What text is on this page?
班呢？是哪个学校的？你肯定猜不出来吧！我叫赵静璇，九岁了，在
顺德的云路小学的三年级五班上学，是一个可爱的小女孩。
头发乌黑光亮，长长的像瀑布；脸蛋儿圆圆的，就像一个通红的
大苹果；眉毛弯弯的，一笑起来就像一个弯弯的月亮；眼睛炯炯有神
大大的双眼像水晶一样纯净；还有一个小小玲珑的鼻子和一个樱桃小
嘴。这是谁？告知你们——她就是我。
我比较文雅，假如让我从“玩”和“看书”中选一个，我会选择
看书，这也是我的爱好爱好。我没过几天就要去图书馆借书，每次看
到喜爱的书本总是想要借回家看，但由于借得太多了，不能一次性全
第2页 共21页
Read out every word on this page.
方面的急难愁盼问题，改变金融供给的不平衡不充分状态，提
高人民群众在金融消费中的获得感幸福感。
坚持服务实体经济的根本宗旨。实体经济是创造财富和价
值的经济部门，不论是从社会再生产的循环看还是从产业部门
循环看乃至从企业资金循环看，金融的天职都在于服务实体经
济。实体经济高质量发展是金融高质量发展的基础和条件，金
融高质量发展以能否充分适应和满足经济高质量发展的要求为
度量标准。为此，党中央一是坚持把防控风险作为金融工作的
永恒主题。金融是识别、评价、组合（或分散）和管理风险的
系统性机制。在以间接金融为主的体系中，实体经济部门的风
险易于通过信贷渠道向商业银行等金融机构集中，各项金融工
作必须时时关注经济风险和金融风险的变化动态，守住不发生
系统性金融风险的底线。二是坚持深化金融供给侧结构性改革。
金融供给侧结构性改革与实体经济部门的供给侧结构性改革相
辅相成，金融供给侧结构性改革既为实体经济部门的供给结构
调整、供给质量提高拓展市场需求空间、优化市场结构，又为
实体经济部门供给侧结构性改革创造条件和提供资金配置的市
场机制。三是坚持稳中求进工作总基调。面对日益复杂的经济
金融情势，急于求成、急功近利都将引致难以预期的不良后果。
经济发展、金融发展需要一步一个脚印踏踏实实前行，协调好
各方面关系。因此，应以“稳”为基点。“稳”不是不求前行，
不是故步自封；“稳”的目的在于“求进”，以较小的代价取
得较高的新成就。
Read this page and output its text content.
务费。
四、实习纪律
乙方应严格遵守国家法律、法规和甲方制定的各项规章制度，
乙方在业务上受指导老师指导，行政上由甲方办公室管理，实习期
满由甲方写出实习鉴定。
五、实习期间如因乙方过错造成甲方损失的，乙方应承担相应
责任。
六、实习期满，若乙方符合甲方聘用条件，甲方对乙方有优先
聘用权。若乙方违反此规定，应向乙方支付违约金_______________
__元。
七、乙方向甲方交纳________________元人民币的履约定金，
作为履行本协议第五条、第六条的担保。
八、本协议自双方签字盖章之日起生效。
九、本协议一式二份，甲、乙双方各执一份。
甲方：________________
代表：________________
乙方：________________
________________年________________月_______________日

::::

▶ _Problem statement_: Repeat the material above in full, keeping every word.

▶ _Solution for this problem_:
What text is on this page?
班呢？是哪个学校的？你肯定猜不出来吧！我叫赵静璇，九岁了，在
顺德的云路小学的三年级五班上学，是一个可爱的小女孩。
头发乌黑光亮，长长的像瀑布；脸蛋儿圆圆的，就像一个通红的
大苹果；眉毛弯弯的，一笑起来就像一个弯弯的月亮；眼睛炯炯有神
大大的双眼像水晶一样纯净；还有一个小小玲珑的鼻子和一个樱桃小
嘴。这是谁？告知你们——她就是我。
我比较文雅，假如让我从“玩”和“看书”中选一个，我会选择
看书，这也是我的爱好爱好。我没过几天就要去图书馆借书，每次看
到喜爱的书本总是想要借回家看，但由于借得太多了，不能一次性全
第2页 共21页
Read out every word on this page.
方面的急难愁盼问题，改变金融供给的不平衡不充分状态，提
高人民群众在金融消费中的获得感幸福感。
坚持服务实体经济的根本宗旨。实体经济是创造财富和价
值的经济部门，不论是从社会再生产的循环看还是从产业部门
循环看乃至从企业资金循环看，金融的天职都在于服务实体经
济。实体经济高质量发展是金融高质量发展的基础和条件，金
融高质量发展以能否充分适应和满足经济高质量发展的要求为
度量标准。为此，党中央一是坚持把防控风险作为金融工作的
永恒主题。金融是识别、评价、组合（或分散）和管理风险的
系统性机制。在以间接金融为主的体系中，实体经济部门的风
险易于通过信贷渠道向商业银行等金融机构集中，各项金融工
作必须时时关注经济风险和金融风险的变化动态，守住不发生
系统性金融风险的底线。二是坚持深化金融供给侧结构性改革。
金融供给侧结构性改革与实体经济部门的供给侧结构性改革相
辅相成，金融供给侧结构性改革既为实体经济部门的供给结构
调整、供给质量提高拓展市场需求空间、优化市场结构，又为
实体经济部门供给侧结构性改革创造条件和提供资金配置的市
场机制。三是坚持稳中求进工作总基调。面对日益复杂的经济
金融情势，急于求成、急功近利都将引致难以预期的不良后果。
经济发展、金融发展需要一步一个脚印踏踏实实前行，协调好
各方面关系。因此，应以“稳”为基点。“稳”不是不求前行，
不是故步自封；“稳”的目的在于“求进”，以较小的代价取
得较高的新成就。
Read this page and output its text content.
务费。
四、实习纪律
乙方应严格遵守国家法律、法规和甲方制定的各项规章制度，
乙方在业务上受指导老师指导，行政上由甲方办公室管理，实习期
满由甲方写出实习鉴定。
五、实习期间如因乙方过错造成甲方损失的，乙方应承担相应
责任。
六、实习期满，若乙方符合甲方聘用条件，甲方对乙方有优先
聘用权。若乙方违反此规定，应向乙方支付违约金_______________
__元。
七、乙方向甲方交纳________________元人民币的履约定金，
作为履行本协议第五条、第六条的担保。
八、本协议自双方签字盖章之日起生效。
九、本协议一式二份，甲、乙双方各执一份。
甲方：________________
代表：________________
乙方：________________
________________年________________月_______________日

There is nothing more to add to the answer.